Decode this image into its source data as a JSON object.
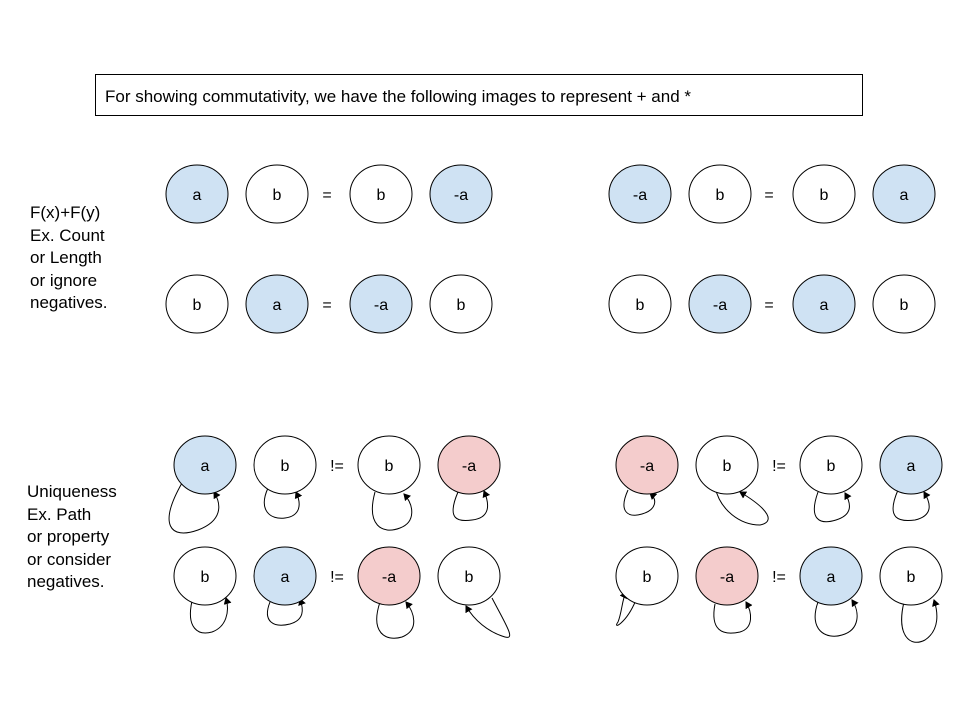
{
  "title": "For showing commutativity, we have the following images to represent + and *",
  "sections": [
    {
      "label_lines": [
        "F(x)+F(y)",
        "Ex. Count",
        "or Length",
        "or ignore",
        "negatives."
      ]
    },
    {
      "label_lines": [
        "Uniqueness",
        "Ex. Path",
        "or property",
        "or consider",
        "negatives."
      ]
    }
  ],
  "colors": {
    "blue": "#cfe2f3",
    "red": "#f4cccc",
    "white": "#ffffff",
    "stroke": "#000000"
  },
  "equations": [
    {
      "nodes": [
        {
          "label": "a",
          "fill": "blue"
        },
        {
          "label": "b",
          "fill": "white"
        },
        {
          "label": "b",
          "fill": "white"
        },
        {
          "label": "-a",
          "fill": "blue"
        }
      ],
      "op": "="
    },
    {
      "nodes": [
        {
          "label": "-a",
          "fill": "blue"
        },
        {
          "label": "b",
          "fill": "white"
        },
        {
          "label": "b",
          "fill": "white"
        },
        {
          "label": "a",
          "fill": "blue"
        }
      ],
      "op": "="
    },
    {
      "nodes": [
        {
          "label": "b",
          "fill": "white"
        },
        {
          "label": "a",
          "fill": "blue"
        },
        {
          "label": "-a",
          "fill": "blue"
        },
        {
          "label": "b",
          "fill": "white"
        }
      ],
      "op": "="
    },
    {
      "nodes": [
        {
          "label": "b",
          "fill": "white"
        },
        {
          "label": "-a",
          "fill": "blue"
        },
        {
          "label": "a",
          "fill": "blue"
        },
        {
          "label": "b",
          "fill": "white"
        }
      ],
      "op": "="
    },
    {
      "nodes": [
        {
          "label": "a",
          "fill": "blue"
        },
        {
          "label": "b",
          "fill": "white"
        },
        {
          "label": "b",
          "fill": "white"
        },
        {
          "label": "-a",
          "fill": "red"
        }
      ],
      "op": "!="
    },
    {
      "nodes": [
        {
          "label": "-a",
          "fill": "red"
        },
        {
          "label": "b",
          "fill": "white"
        },
        {
          "label": "b",
          "fill": "white"
        },
        {
          "label": "a",
          "fill": "blue"
        }
      ],
      "op": "!="
    },
    {
      "nodes": [
        {
          "label": "b",
          "fill": "white"
        },
        {
          "label": "a",
          "fill": "blue"
        },
        {
          "label": "-a",
          "fill": "red"
        },
        {
          "label": "b",
          "fill": "white"
        }
      ],
      "op": "!="
    },
    {
      "nodes": [
        {
          "label": "b",
          "fill": "white"
        },
        {
          "label": "-a",
          "fill": "red"
        },
        {
          "label": "a",
          "fill": "blue"
        },
        {
          "label": "b",
          "fill": "white"
        }
      ],
      "op": "!="
    }
  ]
}
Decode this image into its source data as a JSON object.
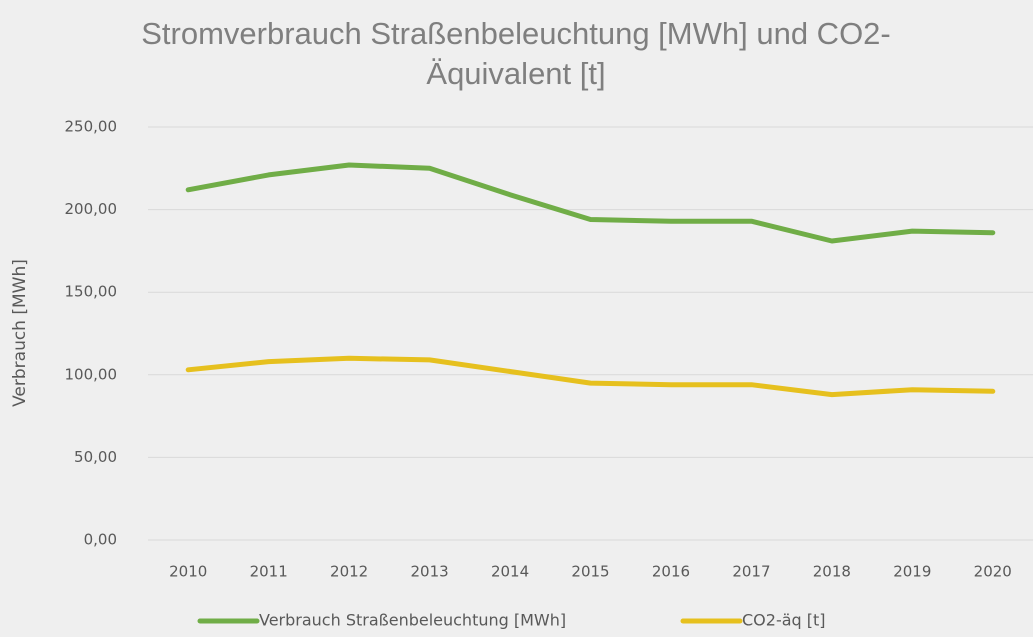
{
  "chart_data": {
    "type": "line",
    "title": "Stromverbrauch Straßenbeleuchtung [MWh] und CO2-Äquivalent [t]",
    "y_axis_label": "Verbrauch [MWh]",
    "categories": [
      "2010",
      "2011",
      "2012",
      "2013",
      "2014",
      "2015",
      "2016",
      "2017",
      "2018",
      "2019",
      "2020"
    ],
    "series": [
      {
        "name": "Verbrauch Straßenbeleuchtung [MWh]",
        "color": "#70ad47",
        "values": [
          212,
          221,
          227,
          225,
          209,
          194,
          193,
          193,
          181,
          187,
          186
        ]
      },
      {
        "name": "CO2-äq [t]",
        "color": "#e6c01e",
        "values": [
          103,
          108,
          110,
          109,
          102,
          95,
          94,
          94,
          88,
          91,
          90
        ]
      }
    ],
    "ylim": [
      0,
      250
    ],
    "yticks": [
      {
        "value": 0,
        "label": "0,00"
      },
      {
        "value": 50,
        "label": "50,00"
      },
      {
        "value": 100,
        "label": "100,00"
      },
      {
        "value": 150,
        "label": "150,00"
      },
      {
        "value": 200,
        "label": "200,00"
      },
      {
        "value": 250,
        "label": "250,00"
      }
    ],
    "grid": true,
    "legend": "bottom"
  }
}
⁂
> _Aim_
Pictures are excluded; output everything else in the data verbatim.

> _Solution to the exercise_
Decode this image into its source data as a JSON object.
{
  "title": "For showing commutativity, we have the following images to represent + and *",
  "sections": [
    {
      "label_lines": [
        "F(x)+F(y)",
        "Ex. Count",
        "or Length",
        "or ignore",
        "negatives."
      ]
    },
    {
      "label_lines": [
        "Uniqueness",
        "Ex. Path",
        "or property",
        "or consider",
        "negatives."
      ]
    }
  ],
  "colors": {
    "blue": "#cfe2f3",
    "red": "#f4cccc",
    "white": "#ffffff",
    "stroke": "#000000"
  },
  "equations": [
    {
      "nodes": [
        {
          "label": "a",
          "fill": "blue"
        },
        {
          "label": "b",
          "fill": "white"
        },
        {
          "label": "b",
          "fill": "white"
        },
        {
          "label": "-a",
          "fill": "blue"
        }
      ],
      "op": "="
    },
    {
      "nodes": [
        {
          "label": "-a",
          "fill": "blue"
        },
        {
          "label": "b",
          "fill": "white"
        },
        {
          "label": "b",
          "fill": "white"
        },
        {
          "label": "a",
          "fill": "blue"
        }
      ],
      "op": "="
    },
    {
      "nodes": [
        {
          "label": "b",
          "fill": "white"
        },
        {
          "label": "a",
          "fill": "blue"
        },
        {
          "label": "-a",
          "fill": "blue"
        },
        {
          "label": "b",
          "fill": "white"
        }
      ],
      "op": "="
    },
    {
      "nodes": [
        {
          "label": "b",
          "fill": "white"
        },
        {
          "label": "-a",
          "fill": "blue"
        },
        {
          "label": "a",
          "fill": "blue"
        },
        {
          "label": "b",
          "fill": "white"
        }
      ],
      "op": "="
    },
    {
      "nodes": [
        {
          "label": "a",
          "fill": "blue"
        },
        {
          "label": "b",
          "fill": "white"
        },
        {
          "label": "b",
          "fill": "white"
        },
        {
          "label": "-a",
          "fill": "red"
        }
      ],
      "op": "!="
    },
    {
      "nodes": [
        {
          "label": "-a",
          "fill": "red"
        },
        {
          "label": "b",
          "fill": "white"
        },
        {
          "label": "b",
          "fill": "white"
        },
        {
          "label": "a",
          "fill": "blue"
        }
      ],
      "op": "!="
    },
    {
      "nodes": [
        {
          "label": "b",
          "fill": "white"
        },
        {
          "label": "a",
          "fill": "blue"
        },
        {
          "label": "-a",
          "fill": "red"
        },
        {
          "label": "b",
          "fill": "white"
        }
      ],
      "op": "!="
    },
    {
      "nodes": [
        {
          "label": "b",
          "fill": "white"
        },
        {
          "label": "-a",
          "fill": "red"
        },
        {
          "label": "a",
          "fill": "blue"
        },
        {
          "label": "b",
          "fill": "white"
        }
      ],
      "op": "!="
    }
  ]
}
Decode this image into its source data as a JSON object.
{
  "chart_data": {
    "type": "line",
    "title": "Stromverbrauch Straßenbeleuchtung [MWh] und CO2-Äquivalent [t]",
    "y_axis_label": "Verbrauch [MWh]",
    "categories": [
      "2010",
      "2011",
      "2012",
      "2013",
      "2014",
      "2015",
      "2016",
      "2017",
      "2018",
      "2019",
      "2020"
    ],
    "series": [
      {
        "name": "Verbrauch Straßenbeleuchtung [MWh]",
        "color": "#70ad47",
        "values": [
          212,
          221,
          227,
          225,
          209,
          194,
          193,
          193,
          181,
          187,
          186
        ]
      },
      {
        "name": "CO2-äq [t]",
        "color": "#e6c01e",
        "values": [
          103,
          108,
          110,
          109,
          102,
          95,
          94,
          94,
          88,
          91,
          90
        ]
      }
    ],
    "ylim": [
      0,
      250
    ],
    "yticks": [
      {
        "value": 0,
        "label": "0,00"
      },
      {
        "value": 50,
        "label": "50,00"
      },
      {
        "value": 100,
        "label": "100,00"
      },
      {
        "value": 150,
        "label": "150,00"
      },
      {
        "value": 200,
        "label": "200,00"
      },
      {
        "value": 250,
        "label": "250,00"
      }
    ],
    "grid": true,
    "legend": "bottom"
  }
}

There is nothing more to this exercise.